Dataset items:
====
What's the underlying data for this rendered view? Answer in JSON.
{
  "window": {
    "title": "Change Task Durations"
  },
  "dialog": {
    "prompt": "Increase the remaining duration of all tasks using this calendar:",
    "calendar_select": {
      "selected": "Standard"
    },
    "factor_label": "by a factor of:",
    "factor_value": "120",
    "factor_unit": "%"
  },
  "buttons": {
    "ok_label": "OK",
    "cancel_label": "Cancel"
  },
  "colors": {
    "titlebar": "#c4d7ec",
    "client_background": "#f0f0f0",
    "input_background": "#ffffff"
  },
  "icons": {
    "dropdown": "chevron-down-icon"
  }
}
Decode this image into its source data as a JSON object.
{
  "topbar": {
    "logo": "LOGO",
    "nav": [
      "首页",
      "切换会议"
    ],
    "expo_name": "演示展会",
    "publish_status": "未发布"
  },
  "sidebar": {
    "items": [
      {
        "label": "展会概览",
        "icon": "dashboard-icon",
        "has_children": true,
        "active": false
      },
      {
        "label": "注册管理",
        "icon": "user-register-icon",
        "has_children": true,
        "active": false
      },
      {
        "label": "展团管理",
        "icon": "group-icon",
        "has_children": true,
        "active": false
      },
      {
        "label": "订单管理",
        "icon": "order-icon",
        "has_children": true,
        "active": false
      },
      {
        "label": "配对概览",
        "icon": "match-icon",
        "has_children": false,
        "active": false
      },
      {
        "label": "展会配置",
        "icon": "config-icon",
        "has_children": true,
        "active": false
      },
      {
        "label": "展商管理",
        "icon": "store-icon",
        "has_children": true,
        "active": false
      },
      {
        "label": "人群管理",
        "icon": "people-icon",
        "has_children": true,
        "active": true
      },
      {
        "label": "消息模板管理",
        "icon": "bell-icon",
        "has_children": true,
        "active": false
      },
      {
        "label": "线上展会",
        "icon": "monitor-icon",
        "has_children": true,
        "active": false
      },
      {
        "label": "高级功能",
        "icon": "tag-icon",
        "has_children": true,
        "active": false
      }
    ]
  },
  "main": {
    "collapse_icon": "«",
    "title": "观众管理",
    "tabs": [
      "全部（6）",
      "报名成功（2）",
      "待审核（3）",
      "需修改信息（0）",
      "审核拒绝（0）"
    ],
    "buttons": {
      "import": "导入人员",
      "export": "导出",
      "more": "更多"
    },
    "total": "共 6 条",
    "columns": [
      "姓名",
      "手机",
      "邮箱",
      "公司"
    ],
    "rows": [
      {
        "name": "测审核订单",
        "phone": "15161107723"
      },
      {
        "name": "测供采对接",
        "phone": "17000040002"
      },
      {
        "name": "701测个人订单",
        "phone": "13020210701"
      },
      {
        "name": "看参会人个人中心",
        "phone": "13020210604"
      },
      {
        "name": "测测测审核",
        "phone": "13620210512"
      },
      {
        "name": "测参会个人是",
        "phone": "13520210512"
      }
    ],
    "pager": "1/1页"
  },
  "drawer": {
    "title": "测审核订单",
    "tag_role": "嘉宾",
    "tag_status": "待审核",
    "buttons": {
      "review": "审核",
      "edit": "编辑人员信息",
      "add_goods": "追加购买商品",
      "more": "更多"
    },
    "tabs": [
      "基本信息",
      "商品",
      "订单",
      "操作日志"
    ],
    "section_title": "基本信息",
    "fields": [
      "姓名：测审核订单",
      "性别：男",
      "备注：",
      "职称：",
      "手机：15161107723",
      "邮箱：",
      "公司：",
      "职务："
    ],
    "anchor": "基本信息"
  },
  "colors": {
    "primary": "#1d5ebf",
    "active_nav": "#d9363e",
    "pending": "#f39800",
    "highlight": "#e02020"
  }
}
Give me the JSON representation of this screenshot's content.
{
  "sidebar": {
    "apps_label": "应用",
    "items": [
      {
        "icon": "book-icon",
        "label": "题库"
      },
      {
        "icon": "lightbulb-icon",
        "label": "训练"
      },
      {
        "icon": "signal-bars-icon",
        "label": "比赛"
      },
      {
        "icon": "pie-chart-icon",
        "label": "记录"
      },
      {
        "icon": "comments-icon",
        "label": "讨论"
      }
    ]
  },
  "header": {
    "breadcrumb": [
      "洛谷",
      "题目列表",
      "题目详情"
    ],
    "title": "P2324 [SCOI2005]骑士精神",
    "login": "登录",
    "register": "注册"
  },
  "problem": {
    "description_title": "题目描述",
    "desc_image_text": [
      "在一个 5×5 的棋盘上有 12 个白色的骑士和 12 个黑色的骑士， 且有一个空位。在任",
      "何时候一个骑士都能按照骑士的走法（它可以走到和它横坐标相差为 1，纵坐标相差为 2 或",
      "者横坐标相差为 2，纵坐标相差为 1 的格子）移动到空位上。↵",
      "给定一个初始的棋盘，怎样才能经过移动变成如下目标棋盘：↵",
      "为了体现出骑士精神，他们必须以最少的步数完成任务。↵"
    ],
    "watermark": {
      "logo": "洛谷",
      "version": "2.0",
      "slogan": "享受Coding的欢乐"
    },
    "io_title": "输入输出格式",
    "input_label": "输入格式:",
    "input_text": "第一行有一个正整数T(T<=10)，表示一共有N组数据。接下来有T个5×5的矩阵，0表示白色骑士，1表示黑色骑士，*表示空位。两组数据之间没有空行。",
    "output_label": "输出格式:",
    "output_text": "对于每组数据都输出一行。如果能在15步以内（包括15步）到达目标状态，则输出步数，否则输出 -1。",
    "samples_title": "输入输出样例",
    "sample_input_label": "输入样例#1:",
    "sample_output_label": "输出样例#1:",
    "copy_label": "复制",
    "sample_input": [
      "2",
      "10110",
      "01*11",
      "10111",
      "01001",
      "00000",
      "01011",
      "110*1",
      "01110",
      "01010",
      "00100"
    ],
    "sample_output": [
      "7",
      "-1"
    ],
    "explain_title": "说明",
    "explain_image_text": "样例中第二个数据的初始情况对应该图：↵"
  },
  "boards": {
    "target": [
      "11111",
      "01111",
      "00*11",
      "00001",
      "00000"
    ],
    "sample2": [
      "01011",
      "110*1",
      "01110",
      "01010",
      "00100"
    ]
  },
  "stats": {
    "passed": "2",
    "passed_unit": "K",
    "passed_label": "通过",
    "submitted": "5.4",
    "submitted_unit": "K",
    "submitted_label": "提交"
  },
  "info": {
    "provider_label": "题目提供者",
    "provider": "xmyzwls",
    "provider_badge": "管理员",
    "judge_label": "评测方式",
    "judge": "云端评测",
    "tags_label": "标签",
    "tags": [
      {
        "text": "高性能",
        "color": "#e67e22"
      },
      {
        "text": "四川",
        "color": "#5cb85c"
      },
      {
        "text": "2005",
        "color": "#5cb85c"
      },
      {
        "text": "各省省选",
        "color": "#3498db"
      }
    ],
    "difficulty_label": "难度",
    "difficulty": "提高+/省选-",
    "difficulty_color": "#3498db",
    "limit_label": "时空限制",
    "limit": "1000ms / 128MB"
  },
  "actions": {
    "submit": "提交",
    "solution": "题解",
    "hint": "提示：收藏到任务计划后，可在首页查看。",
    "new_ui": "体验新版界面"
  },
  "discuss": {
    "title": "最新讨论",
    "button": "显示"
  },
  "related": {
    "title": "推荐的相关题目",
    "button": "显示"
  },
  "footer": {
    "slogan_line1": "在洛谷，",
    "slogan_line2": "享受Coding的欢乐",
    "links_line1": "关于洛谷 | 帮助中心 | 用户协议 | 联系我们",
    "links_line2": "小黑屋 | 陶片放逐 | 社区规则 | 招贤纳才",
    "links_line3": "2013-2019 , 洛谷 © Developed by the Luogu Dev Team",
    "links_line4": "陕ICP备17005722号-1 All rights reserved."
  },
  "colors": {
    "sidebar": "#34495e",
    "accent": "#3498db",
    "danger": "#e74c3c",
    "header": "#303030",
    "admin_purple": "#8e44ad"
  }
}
====
#### The exercise:
All lines above with "纵坐标相差为" in them should be returned.

#### Finished exercise:
      "何时候一个骑士都能按照骑士的走法（它可以走到和它横坐标相差为 1，纵坐标相差为 2 或",
      "者横坐标相差为 2，纵坐标相差为 1 的格子）移动到空位上。↵",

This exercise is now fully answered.